Print each line exactly as it is given.

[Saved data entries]
+---+
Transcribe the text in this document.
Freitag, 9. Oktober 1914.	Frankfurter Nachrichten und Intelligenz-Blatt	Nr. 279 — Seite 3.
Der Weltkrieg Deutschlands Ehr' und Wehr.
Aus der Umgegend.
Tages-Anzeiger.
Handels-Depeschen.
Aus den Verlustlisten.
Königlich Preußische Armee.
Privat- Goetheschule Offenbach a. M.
+---+
**Solution to this task**
Transcribe the text in this document.
Freitag, 9. Oktober 1914.	Frankfurter Nachrichten und Intelligenz-Blatt	Nr. 279 — Seite 3.
Der Weltkrieg Deutschlands Ehr' und Wehr.
Aus der Umgegend.
Tages-Anzeiger.
Handels-Depeschen.
Aus den Verlustlisten.
Königlich Preußische Armee.
Privat- Goetheschule Offenbach a. M.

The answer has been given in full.